Quote the listing below in its entirety, omitting every image.

■ **Data records**
──────────

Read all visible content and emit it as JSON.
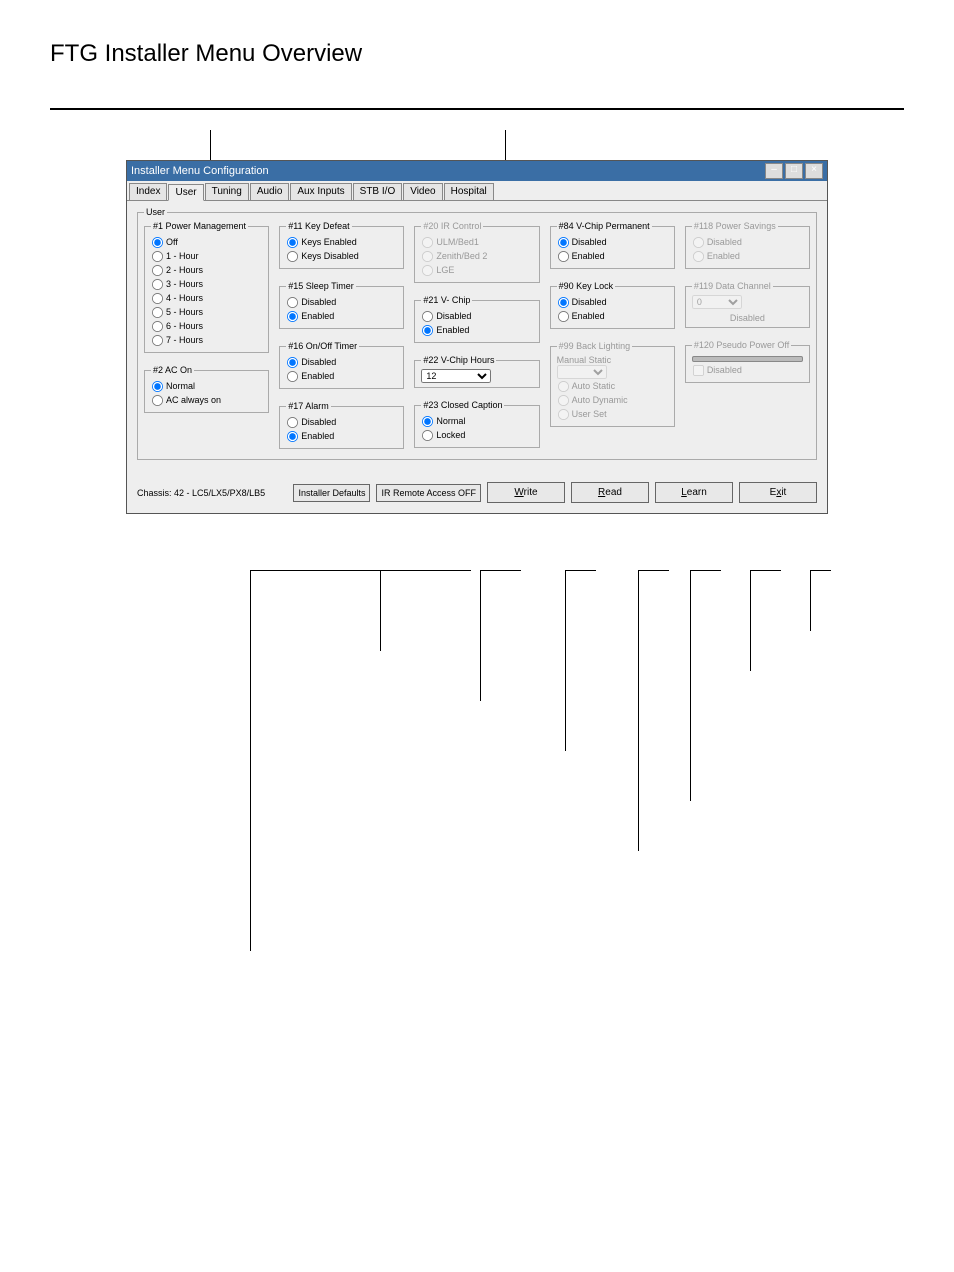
{
  "pageTitle": "FTG Installer Menu Overview",
  "window": {
    "title": "Installer Menu Configuration",
    "tabs": [
      "Index",
      "User",
      "Tuning",
      "Audio",
      "Aux Inputs",
      "STB I/O",
      "Video",
      "Hospital"
    ],
    "selectedTab": 1,
    "groupLabel": "User"
  },
  "g1": {
    "legend": "#1 Power Management",
    "opts": [
      "Off",
      "1 - Hour",
      "2 - Hours",
      "3 - Hours",
      "4 - Hours",
      "5 - Hours",
      "6 - Hours",
      "7 - Hours"
    ],
    "sel": 0
  },
  "g2": {
    "legend": "#2 AC On",
    "opts": [
      "Normal",
      "AC always on"
    ],
    "sel": 0
  },
  "g11": {
    "legend": "#11 Key Defeat",
    "opts": [
      "Keys Enabled",
      "Keys Disabled"
    ],
    "sel": 0
  },
  "g15": {
    "legend": "#15 Sleep Timer",
    "opts": [
      "Disabled",
      "Enabled"
    ],
    "sel": 1
  },
  "g16": {
    "legend": "#16 On/Off Timer",
    "opts": [
      "Disabled",
      "Enabled"
    ],
    "sel": 0
  },
  "g17": {
    "legend": "#17 Alarm",
    "opts": [
      "Disabled",
      "Enabled"
    ],
    "sel": 1
  },
  "g20": {
    "legend": "#20 IR Control",
    "opts": [
      "ULM/Bed1",
      "Zenith/Bed 2",
      "LGE"
    ],
    "sel": 0
  },
  "g21": {
    "legend": "#21 V- Chip",
    "opts": [
      "Disabled",
      "Enabled"
    ],
    "sel": 1
  },
  "g22": {
    "legend": "#22 V-Chip Hours",
    "value": "12"
  },
  "g23": {
    "legend": "#23 Closed Caption",
    "opts": [
      "Normal",
      "Locked"
    ],
    "sel": 0
  },
  "g84": {
    "legend": "#84 V-Chip Permanent",
    "opts": [
      "Disabled",
      "Enabled"
    ],
    "sel": 0
  },
  "g90": {
    "legend": "#90 Key Lock",
    "opts": [
      "Disabled",
      "Enabled"
    ],
    "sel": 0
  },
  "g99": {
    "legend": "#99 Back Lighting",
    "sub": "Manual Static",
    "opts": [
      "Auto Static",
      "Auto Dynamic",
      "User Set"
    ]
  },
  "g118": {
    "legend": "#118 Power Savings",
    "opts": [
      "Disabled",
      "Enabled"
    ],
    "sel": 0
  },
  "g119": {
    "legend": "#119 Data Channel",
    "value": "0",
    "status": "Disabled"
  },
  "g120": {
    "legend": "#120 Pseudo Power Off",
    "chk": "Disabled"
  },
  "footer": {
    "chassisLabel": "Chassis:",
    "chassisValue": "42 - LC5/LX5/PX8/LB5",
    "installerDefaults": "Installer Defaults",
    "irRemote": "IR Remote Access OFF",
    "write": "Write",
    "read": "Read",
    "learn": "Learn",
    "exit": "Exit"
  }
}
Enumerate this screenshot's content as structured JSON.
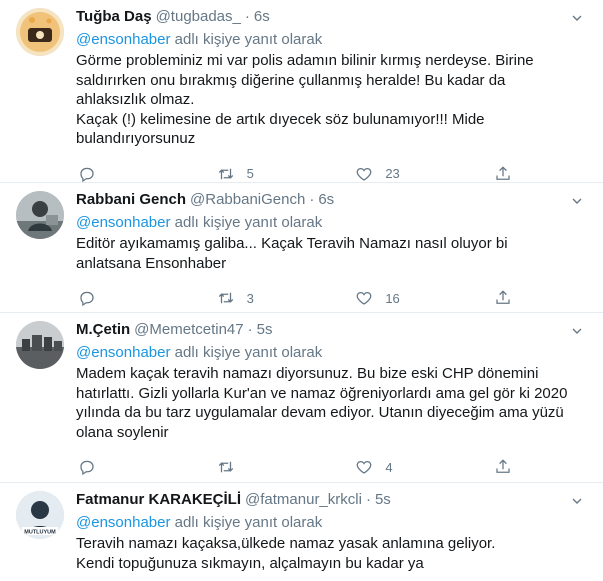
{
  "tweets": [
    {
      "display_name": "Tuğba Daş",
      "handle": "@tugbadas_",
      "dot": "·",
      "time": "6s",
      "reply_mention": "@ensonhaber",
      "reply_suffix": " adlı kişiye yanıt olarak",
      "body": [
        "Görme probleminiz mi var polis adamın bilinir kırmış nerdeyse. Birine saldırırken onu bırakmış diğerine çullanmış heralde! Bu kadar da ahlaksızlık olmaz.",
        "Kaçak (!) kelimesine de artık dıyecek söz bulunamıyor!!! Mide bulandırıyorsunuz"
      ],
      "replies": "",
      "retweets": "5",
      "likes": "23",
      "avatar_colors": [
        "#f3c98f",
        "#3b2a1c"
      ]
    },
    {
      "display_name": "Rabbani Gench",
      "handle": "@RabbaniGench",
      "dot": "·",
      "time": "6s",
      "reply_mention": "@ensonhaber",
      "reply_suffix": " adlı kişiye yanıt olarak",
      "body": [
        "Editör ayıkamamış galiba... Kaçak Teravih Namazı nasıl oluyor bi anlatsana Ensonhaber"
      ],
      "replies": "",
      "retweets": "3",
      "likes": "16",
      "avatar_colors": [
        "#9aa3a6",
        "#2f3a3e"
      ]
    },
    {
      "display_name": "M.Çetin",
      "handle": "@Memetcetin47",
      "dot": "·",
      "time": "5s",
      "reply_mention": "@ensonhaber",
      "reply_suffix": " adlı kişiye yanıt olarak",
      "body": [
        "Madem kaçak teravih namazı diyorsunuz. Bu bize eski CHP dönemini hatırlattı. Gizli yollarla Kur'an ve namaz öğreniyorlardı ama gel gör ki 2020 yılında da bu tarz uygulamalar devam ediyor. Utanın diyeceğim ama yüzü olana soylenir"
      ],
      "replies": "",
      "retweets": "",
      "likes": "4",
      "avatar_colors": [
        "#8c8f92",
        "#3d4042"
      ]
    },
    {
      "display_name": "Fatmanur KARAKEÇİLİ",
      "handle": "@fatmanur_krkcli",
      "dot": "·",
      "time": "5s",
      "reply_mention": "@ensonhaber",
      "reply_suffix": " adlı kişiye yanıt olarak",
      "body": [
        "Teravih  namazı kaçaksa,ülkede namaz yasak anlamına geliyor.",
        "Kendi topuğunuza sıkmayın, alçalmayın bu kadar ya"
      ],
      "replies": "",
      "retweets": "",
      "likes": "",
      "avatar_colors": [
        "#d9e3ea",
        "#1f2d3a"
      ],
      "avatar_text": "MUTLUYUM"
    }
  ],
  "colors": {
    "accent": "#1b95e0",
    "secondary_text": "#657786",
    "primary_text": "#14171a",
    "border": "#e6ecf0"
  },
  "icons": {
    "reply": "reply-icon",
    "retweet": "retweet-icon",
    "like": "heart-icon",
    "share": "share-icon",
    "more": "chevron-down-icon"
  }
}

──────────

■ **Solved problem**
Read all visible content and emit it as JSON.
{
  "pageTitle": "FTG Installer Menu Overview",
  "window": {
    "title": "Installer Menu Configuration",
    "tabs": [
      "Index",
      "User",
      "Tuning",
      "Audio",
      "Aux Inputs",
      "STB I/O",
      "Video",
      "Hospital"
    ],
    "selectedTab": 1,
    "groupLabel": "User"
  },
  "g1": {
    "legend": "#1 Power Management",
    "opts": [
      "Off",
      "1 - Hour",
      "2 - Hours",
      "3 - Hours",
      "4 - Hours",
      "5 - Hours",
      "6 - Hours",
      "7 - Hours"
    ],
    "sel": 0
  },
  "g2": {
    "legend": "#2 AC On",
    "opts": [
      "Normal",
      "AC always on"
    ],
    "sel": 0
  },
  "g11": {
    "legend": "#11 Key Defeat",
    "opts": [
      "Keys Enabled",
      "Keys Disabled"
    ],
    "sel": 0
  },
  "g15": {
    "legend": "#15 Sleep Timer",
    "opts": [
      "Disabled",
      "Enabled"
    ],
    "sel": 1
  },
  "g16": {
    "legend": "#16 On/Off Timer",
    "opts": [
      "Disabled",
      "Enabled"
    ],
    "sel": 0
  },
  "g17": {
    "legend": "#17 Alarm",
    "opts": [
      "Disabled",
      "Enabled"
    ],
    "sel": 1
  },
  "g20": {
    "legend": "#20 IR Control",
    "opts": [
      "ULM/Bed1",
      "Zenith/Bed 2",
      "LGE"
    ],
    "sel": 0
  },
  "g21": {
    "legend": "#21 V- Chip",
    "opts": [
      "Disabled",
      "Enabled"
    ],
    "sel": 1
  },
  "g22": {
    "legend": "#22 V-Chip Hours",
    "value": "12"
  },
  "g23": {
    "legend": "#23 Closed Caption",
    "opts": [
      "Normal",
      "Locked"
    ],
    "sel": 0
  },
  "g84": {
    "legend": "#84 V-Chip Permanent",
    "opts": [
      "Disabled",
      "Enabled"
    ],
    "sel": 0
  },
  "g90": {
    "legend": "#90 Key Lock",
    "opts": [
      "Disabled",
      "Enabled"
    ],
    "sel": 0
  },
  "g99": {
    "legend": "#99 Back Lighting",
    "sub": "Manual Static",
    "opts": [
      "Auto Static",
      "Auto Dynamic",
      "User Set"
    ]
  },
  "g118": {
    "legend": "#118 Power Savings",
    "opts": [
      "Disabled",
      "Enabled"
    ],
    "sel": 0
  },
  "g119": {
    "legend": "#119 Data Channel",
    "value": "0",
    "status": "Disabled"
  },
  "g120": {
    "legend": "#120 Pseudo Power Off",
    "chk": "Disabled"
  },
  "footer": {
    "chassisLabel": "Chassis:",
    "chassisValue": "42 - LC5/LX5/PX8/LB5",
    "installerDefaults": "Installer Defaults",
    "irRemote": "IR Remote Access OFF",
    "write": "Write",
    "read": "Read",
    "learn": "Learn",
    "exit": "Exit"
  }
}
Enumerate this screenshot's content as structured JSON.
{
  "tweets": [
    {
      "display_name": "Tuğba Daş",
      "handle": "@tugbadas_",
      "dot": "·",
      "time": "6s",
      "reply_mention": "@ensonhaber",
      "reply_suffix": " adlı kişiye yanıt olarak",
      "body": [
        "Görme probleminiz mi var polis adamın bilinir kırmış nerdeyse. Birine saldırırken onu bırakmış diğerine çullanmış heralde! Bu kadar da ahlaksızlık olmaz.",
        "Kaçak (!) kelimesine de artık dıyecek söz bulunamıyor!!! Mide bulandırıyorsunuz"
      ],
      "replies": "",
      "retweets": "5",
      "likes": "23",
      "avatar_colors": [
        "#f3c98f",
        "#3b2a1c"
      ]
    },
    {
      "display_name": "Rabbani Gench",
      "handle": "@RabbaniGench",
      "dot": "·",
      "time": "6s",
      "reply_mention": "@ensonhaber",
      "reply_suffix": " adlı kişiye yanıt olarak",
      "body": [
        "Editör ayıkamamış galiba... Kaçak Teravih Namazı nasıl oluyor bi anlatsana Ensonhaber"
      ],
      "replies": "",
      "retweets": "3",
      "likes": "16",
      "avatar_colors": [
        "#9aa3a6",
        "#2f3a3e"
      ]
    },
    {
      "display_name": "M.Çetin",
      "handle": "@Memetcetin47",
      "dot": "·",
      "time": "5s",
      "reply_mention": "@ensonhaber",
      "reply_suffix": " adlı kişiye yanıt olarak",
      "body": [
        "Madem kaçak teravih namazı diyorsunuz. Bu bize eski CHP dönemini hatırlattı. Gizli yollarla Kur'an ve namaz öğreniyorlardı ama gel gör ki 2020 yılında da bu tarz uygulamalar devam ediyor. Utanın diyeceğim ama yüzü olana soylenir"
      ],
      "replies": "",
      "retweets": "",
      "likes": "4",
      "avatar_colors": [
        "#8c8f92",
        "#3d4042"
      ]
    },
    {
      "display_name": "Fatmanur KARAKEÇİLİ",
      "handle": "@fatmanur_krkcli",
      "dot": "·",
      "time": "5s",
      "reply_mention": "@ensonhaber",
      "reply_suffix": " adlı kişiye yanıt olarak",
      "body": [
        "Teravih  namazı kaçaksa,ülkede namaz yasak anlamına geliyor.",
        "Kendi topuğunuza sıkmayın, alçalmayın bu kadar ya"
      ],
      "replies": "",
      "retweets": "",
      "likes": "",
      "avatar_colors": [
        "#d9e3ea",
        "#1f2d3a"
      ],
      "avatar_text": "MUTLUYUM"
    }
  ],
  "colors": {
    "accent": "#1b95e0",
    "secondary_text": "#657786",
    "primary_text": "#14171a",
    "border": "#e6ecf0"
  },
  "icons": {
    "reply": "reply-icon",
    "retweet": "retweet-icon",
    "like": "heart-icon",
    "share": "share-icon",
    "more": "chevron-down-icon"
  }
}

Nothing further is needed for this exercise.